[Stored data]
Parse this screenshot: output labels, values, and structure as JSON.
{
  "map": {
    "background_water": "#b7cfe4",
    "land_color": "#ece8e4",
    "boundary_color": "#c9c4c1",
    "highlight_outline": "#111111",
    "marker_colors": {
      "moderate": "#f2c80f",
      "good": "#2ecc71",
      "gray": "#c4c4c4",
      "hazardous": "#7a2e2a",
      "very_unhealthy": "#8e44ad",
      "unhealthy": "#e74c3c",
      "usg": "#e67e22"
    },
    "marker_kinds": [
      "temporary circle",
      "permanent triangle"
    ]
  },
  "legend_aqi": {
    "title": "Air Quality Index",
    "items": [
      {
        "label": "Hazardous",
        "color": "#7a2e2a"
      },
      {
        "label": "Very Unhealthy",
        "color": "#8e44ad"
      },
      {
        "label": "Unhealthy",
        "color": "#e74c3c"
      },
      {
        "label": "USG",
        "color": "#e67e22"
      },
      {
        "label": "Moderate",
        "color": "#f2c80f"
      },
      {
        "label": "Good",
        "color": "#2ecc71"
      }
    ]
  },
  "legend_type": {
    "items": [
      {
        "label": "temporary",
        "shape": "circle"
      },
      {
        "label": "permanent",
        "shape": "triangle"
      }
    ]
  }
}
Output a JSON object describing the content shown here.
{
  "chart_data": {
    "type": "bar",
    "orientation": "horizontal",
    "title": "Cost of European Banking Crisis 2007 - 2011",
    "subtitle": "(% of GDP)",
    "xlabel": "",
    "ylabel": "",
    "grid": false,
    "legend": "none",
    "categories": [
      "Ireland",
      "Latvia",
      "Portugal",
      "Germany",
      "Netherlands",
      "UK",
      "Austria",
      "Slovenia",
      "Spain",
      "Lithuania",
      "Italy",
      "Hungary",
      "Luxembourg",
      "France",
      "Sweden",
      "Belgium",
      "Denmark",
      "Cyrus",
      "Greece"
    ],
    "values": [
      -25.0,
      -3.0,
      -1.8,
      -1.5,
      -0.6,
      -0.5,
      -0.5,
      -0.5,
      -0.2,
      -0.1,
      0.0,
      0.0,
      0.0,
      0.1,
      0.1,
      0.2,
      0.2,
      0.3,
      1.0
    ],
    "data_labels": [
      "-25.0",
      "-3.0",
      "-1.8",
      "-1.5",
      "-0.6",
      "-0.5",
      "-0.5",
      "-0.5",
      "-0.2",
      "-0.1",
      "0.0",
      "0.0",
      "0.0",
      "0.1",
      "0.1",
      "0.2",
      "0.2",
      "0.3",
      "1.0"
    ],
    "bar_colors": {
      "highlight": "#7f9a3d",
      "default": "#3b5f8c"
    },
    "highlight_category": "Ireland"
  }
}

*WHAT TO PRODUCE*
Copy all of the material word for word.

*RESPONSE TO THIS EXERCISE*
Parse this screenshot: output labels, values, and structure as JSON.
{
  "map": {
    "background_water": "#b7cfe4",
    "land_color": "#ece8e4",
    "boundary_color": "#c9c4c1",
    "highlight_outline": "#111111",
    "marker_colors": {
      "moderate": "#f2c80f",
      "good": "#2ecc71",
      "gray": "#c4c4c4",
      "hazardous": "#7a2e2a",
      "very_unhealthy": "#8e44ad",
      "unhealthy": "#e74c3c",
      "usg": "#e67e22"
    },
    "marker_kinds": [
      "temporary circle",
      "permanent triangle"
    ]
  },
  "legend_aqi": {
    "title": "Air Quality Index",
    "items": [
      {
        "label": "Hazardous",
        "color": "#7a2e2a"
      },
      {
        "label": "Very Unhealthy",
        "color": "#8e44ad"
      },
      {
        "label": "Unhealthy",
        "color": "#e74c3c"
      },
      {
        "label": "USG",
        "color": "#e67e22"
      },
      {
        "label": "Moderate",
        "color": "#f2c80f"
      },
      {
        "label": "Good",
        "color": "#2ecc71"
      }
    ]
  },
  "legend_type": {
    "items": [
      {
        "label": "temporary",
        "shape": "circle"
      },
      {
        "label": "permanent",
        "shape": "triangle"
      }
    ]
  }
}
Output a JSON object describing the content shown here.
{
  "chart_data": {
    "type": "bar",
    "orientation": "horizontal",
    "title": "Cost of European Banking Crisis 2007 - 2011",
    "subtitle": "(% of GDP)",
    "xlabel": "",
    "ylabel": "",
    "grid": false,
    "legend": "none",
    "categories": [
      "Ireland",
      "Latvia",
      "Portugal",
      "Germany",
      "Netherlands",
      "UK",
      "Austria",
      "Slovenia",
      "Spain",
      "Lithuania",
      "Italy",
      "Hungary",
      "Luxembourg",
      "France",
      "Sweden",
      "Belgium",
      "Denmark",
      "Cyrus",
      "Greece"
    ],
    "values": [
      -25.0,
      -3.0,
      -1.8,
      -1.5,
      -0.6,
      -0.5,
      -0.5,
      -0.5,
      -0.2,
      -0.1,
      0.0,
      0.0,
      0.0,
      0.1,
      0.1,
      0.2,
      0.2,
      0.3,
      1.0
    ],
    "data_labels": [
      "-25.0",
      "-3.0",
      "-1.8",
      "-1.5",
      "-0.6",
      "-0.5",
      "-0.5",
      "-0.5",
      "-0.2",
      "-0.1",
      "0.0",
      "0.0",
      "0.0",
      "0.1",
      "0.1",
      "0.2",
      "0.2",
      "0.3",
      "1.0"
    ],
    "bar_colors": {
      "highlight": "#7f9a3d",
      "default": "#3b5f8c"
    },
    "highlight_category": "Ireland"
  }
}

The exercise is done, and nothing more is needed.